═════ Extracted data

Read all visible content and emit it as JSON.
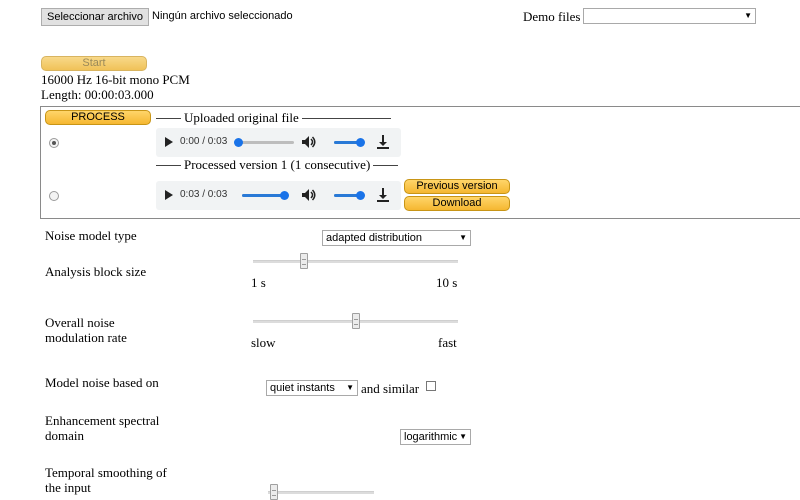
{
  "file_input": {
    "button_label": "Seleccionar archivo",
    "status": "Ningún archivo seleccionado"
  },
  "demo": {
    "label": "Demo files",
    "selected": ""
  },
  "start_label": "Start",
  "info": {
    "format": "16000 Hz 16-bit mono PCM",
    "length": "Length: 00:00:03.000"
  },
  "panel": {
    "process_label": "PROCESS",
    "original_legend": "Uploaded original file",
    "processed_legend": "Processed version 1 (1 consecutive)",
    "original_player": {
      "time": "0:00 / 0:03",
      "progress": 0.0,
      "volume": 1.0
    },
    "processed_player": {
      "time": "0:03 / 0:03",
      "progress": 1.0,
      "volume": 1.0
    },
    "previous_version_label": "Previous version",
    "download_label": "Download",
    "accent_color": "#1a73e8"
  },
  "settings": {
    "noise_model_type": {
      "label": "Noise model type",
      "value": "adapted distribution"
    },
    "analysis_block_size": {
      "label": "Analysis block size",
      "min_label": "1 s",
      "max_label": "10 s",
      "level": 0.24
    },
    "modulation_rate": {
      "label_line1": "Overall noise",
      "label_line2": "modulation rate",
      "min_label": "slow",
      "max_label": "fast",
      "level": 0.5
    },
    "model_noise": {
      "label": "Model noise based on",
      "value": "quiet instants",
      "suffix": "and similar",
      "checked": false
    },
    "spectral_domain": {
      "label_line1": "Enhancement spectral",
      "label_line2": "domain",
      "value": "logarithmic"
    },
    "temporal_smoothing": {
      "label_line1": "Temporal smoothing of",
      "label_line2": "the input",
      "level": 0.02
    }
  },
  "icons": {
    "play": "play-icon",
    "volume": "volume-icon",
    "download": "download-icon"
  }
}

══════════

Short task: Except for the pictures, print the data above exactly.

Exercise answer:
Read all visible content and emit it as JSON.
{
  "file_input": {
    "button_label": "Seleccionar archivo",
    "status": "Ningún archivo seleccionado"
  },
  "demo": {
    "label": "Demo files",
    "selected": ""
  },
  "start_label": "Start",
  "info": {
    "format": "16000 Hz 16-bit mono PCM",
    "length": "Length: 00:00:03.000"
  },
  "panel": {
    "process_label": "PROCESS",
    "original_legend": "Uploaded original file",
    "processed_legend": "Processed version 1 (1 consecutive)",
    "original_player": {
      "time": "0:00 / 0:03",
      "progress": 0.0,
      "volume": 1.0
    },
    "processed_player": {
      "time": "0:03 / 0:03",
      "progress": 1.0,
      "volume": 1.0
    },
    "previous_version_label": "Previous version",
    "download_label": "Download",
    "accent_color": "#1a73e8"
  },
  "settings": {
    "noise_model_type": {
      "label": "Noise model type",
      "value": "adapted distribution"
    },
    "analysis_block_size": {
      "label": "Analysis block size",
      "min_label": "1 s",
      "max_label": "10 s",
      "level": 0.24
    },
    "modulation_rate": {
      "label_line1": "Overall noise",
      "label_line2": "modulation rate",
      "min_label": "slow",
      "max_label": "fast",
      "level": 0.5
    },
    "model_noise": {
      "label": "Model noise based on",
      "value": "quiet instants",
      "suffix": "and similar",
      "checked": false
    },
    "spectral_domain": {
      "label_line1": "Enhancement spectral",
      "label_line2": "domain",
      "value": "logarithmic"
    },
    "temporal_smoothing": {
      "label_line1": "Temporal smoothing of",
      "label_line2": "the input",
      "level": 0.02
    }
  },
  "icons": {
    "play": "play-icon",
    "volume": "volume-icon",
    "download": "download-icon"
  }
}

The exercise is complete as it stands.